**Problem statement**
Copy the lines holding the word "arrow", all of them.
══ Records supplied ══
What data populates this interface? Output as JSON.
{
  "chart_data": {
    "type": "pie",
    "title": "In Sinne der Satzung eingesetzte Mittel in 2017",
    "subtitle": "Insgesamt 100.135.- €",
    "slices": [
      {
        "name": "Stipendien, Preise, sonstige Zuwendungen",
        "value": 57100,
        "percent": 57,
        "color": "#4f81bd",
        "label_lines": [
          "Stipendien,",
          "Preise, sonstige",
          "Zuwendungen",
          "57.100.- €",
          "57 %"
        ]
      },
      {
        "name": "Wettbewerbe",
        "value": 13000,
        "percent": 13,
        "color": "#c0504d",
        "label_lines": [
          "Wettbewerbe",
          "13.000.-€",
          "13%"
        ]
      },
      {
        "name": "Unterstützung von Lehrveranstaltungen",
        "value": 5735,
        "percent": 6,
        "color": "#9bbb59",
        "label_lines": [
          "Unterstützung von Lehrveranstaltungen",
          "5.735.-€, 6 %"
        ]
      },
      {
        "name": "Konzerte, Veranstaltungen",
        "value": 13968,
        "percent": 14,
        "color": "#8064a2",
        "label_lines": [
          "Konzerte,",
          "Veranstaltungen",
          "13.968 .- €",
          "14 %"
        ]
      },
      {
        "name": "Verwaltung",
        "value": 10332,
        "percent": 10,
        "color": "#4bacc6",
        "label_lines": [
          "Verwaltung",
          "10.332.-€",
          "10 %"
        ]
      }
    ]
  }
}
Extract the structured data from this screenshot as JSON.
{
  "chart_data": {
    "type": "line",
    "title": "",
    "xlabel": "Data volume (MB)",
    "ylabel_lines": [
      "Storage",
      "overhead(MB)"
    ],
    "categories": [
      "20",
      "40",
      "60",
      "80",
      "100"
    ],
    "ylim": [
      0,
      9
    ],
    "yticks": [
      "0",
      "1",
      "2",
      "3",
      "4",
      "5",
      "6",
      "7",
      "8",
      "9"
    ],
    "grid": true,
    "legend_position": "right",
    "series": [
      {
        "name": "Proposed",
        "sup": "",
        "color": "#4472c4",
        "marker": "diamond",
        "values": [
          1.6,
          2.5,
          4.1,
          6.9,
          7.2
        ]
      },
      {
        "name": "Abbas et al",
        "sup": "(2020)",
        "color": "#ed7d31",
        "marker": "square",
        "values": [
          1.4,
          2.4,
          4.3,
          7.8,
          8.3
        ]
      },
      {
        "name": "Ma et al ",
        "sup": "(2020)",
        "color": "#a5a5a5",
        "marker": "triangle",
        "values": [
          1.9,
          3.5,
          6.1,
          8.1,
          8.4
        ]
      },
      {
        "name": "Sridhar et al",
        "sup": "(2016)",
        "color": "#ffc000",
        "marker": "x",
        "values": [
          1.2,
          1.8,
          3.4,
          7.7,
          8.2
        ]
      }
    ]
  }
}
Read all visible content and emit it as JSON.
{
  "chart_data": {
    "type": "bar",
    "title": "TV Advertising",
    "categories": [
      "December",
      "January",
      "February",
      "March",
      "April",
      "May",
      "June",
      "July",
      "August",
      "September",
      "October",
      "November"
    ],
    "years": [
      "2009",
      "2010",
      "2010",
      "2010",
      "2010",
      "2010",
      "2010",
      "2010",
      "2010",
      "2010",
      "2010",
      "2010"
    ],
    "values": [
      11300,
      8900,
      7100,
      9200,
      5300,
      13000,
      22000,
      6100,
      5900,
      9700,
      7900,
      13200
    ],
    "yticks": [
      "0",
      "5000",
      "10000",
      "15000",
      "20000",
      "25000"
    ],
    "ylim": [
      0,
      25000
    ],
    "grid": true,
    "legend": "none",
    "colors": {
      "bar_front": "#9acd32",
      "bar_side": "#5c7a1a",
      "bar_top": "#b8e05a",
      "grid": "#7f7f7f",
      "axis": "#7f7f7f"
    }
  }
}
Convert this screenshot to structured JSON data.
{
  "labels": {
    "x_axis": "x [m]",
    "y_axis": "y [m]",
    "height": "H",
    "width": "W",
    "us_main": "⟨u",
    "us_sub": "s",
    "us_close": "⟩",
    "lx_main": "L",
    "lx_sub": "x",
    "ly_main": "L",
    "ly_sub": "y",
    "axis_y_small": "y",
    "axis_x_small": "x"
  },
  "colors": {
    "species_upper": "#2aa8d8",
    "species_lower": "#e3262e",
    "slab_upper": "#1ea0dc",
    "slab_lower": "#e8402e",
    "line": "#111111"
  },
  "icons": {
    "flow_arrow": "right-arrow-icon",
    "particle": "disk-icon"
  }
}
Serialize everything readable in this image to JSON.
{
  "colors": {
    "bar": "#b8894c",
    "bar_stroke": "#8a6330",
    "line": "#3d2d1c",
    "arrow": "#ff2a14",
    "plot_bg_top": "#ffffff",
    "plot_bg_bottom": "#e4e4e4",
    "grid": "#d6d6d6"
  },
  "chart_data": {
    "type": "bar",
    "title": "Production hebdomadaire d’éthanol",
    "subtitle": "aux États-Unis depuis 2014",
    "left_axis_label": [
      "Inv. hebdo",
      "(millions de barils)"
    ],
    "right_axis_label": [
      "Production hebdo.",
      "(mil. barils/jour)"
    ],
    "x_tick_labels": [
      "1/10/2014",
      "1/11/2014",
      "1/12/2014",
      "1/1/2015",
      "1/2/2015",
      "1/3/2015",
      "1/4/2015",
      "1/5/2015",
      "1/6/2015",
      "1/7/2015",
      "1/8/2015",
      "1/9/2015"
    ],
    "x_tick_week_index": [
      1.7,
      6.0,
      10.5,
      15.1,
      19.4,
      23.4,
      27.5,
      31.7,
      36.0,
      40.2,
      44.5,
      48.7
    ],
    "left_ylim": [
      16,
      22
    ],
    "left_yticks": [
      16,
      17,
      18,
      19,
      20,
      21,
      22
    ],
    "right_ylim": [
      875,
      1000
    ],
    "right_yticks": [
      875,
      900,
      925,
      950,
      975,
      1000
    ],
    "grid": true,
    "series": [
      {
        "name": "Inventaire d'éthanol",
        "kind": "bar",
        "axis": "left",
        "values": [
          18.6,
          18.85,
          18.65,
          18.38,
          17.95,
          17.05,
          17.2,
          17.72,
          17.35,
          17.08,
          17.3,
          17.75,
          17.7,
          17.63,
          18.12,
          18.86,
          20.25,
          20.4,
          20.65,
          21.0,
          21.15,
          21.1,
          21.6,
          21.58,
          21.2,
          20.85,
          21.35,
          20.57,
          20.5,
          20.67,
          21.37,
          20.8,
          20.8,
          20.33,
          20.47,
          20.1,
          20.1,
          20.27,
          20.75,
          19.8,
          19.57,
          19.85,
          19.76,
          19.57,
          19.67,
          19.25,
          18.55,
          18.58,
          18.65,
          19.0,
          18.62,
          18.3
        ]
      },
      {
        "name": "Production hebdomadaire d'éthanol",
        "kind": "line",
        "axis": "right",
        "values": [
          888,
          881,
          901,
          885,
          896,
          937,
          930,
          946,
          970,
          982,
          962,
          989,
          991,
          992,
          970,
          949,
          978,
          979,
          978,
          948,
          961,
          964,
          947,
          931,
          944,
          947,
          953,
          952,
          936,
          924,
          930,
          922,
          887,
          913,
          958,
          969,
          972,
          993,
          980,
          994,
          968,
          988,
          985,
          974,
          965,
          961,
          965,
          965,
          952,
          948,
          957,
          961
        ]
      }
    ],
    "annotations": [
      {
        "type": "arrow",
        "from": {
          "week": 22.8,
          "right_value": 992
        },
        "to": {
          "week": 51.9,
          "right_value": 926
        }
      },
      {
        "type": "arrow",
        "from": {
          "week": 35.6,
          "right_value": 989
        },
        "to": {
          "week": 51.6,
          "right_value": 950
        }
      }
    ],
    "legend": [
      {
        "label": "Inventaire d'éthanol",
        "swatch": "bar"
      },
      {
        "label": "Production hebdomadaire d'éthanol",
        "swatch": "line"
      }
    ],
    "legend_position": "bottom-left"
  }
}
═══
**Result of the task**
    "flow_arrow": "right-arrow-icon",
    "arrow": "#ff2a14",
        "type": "arrow",
        "type": "arrow",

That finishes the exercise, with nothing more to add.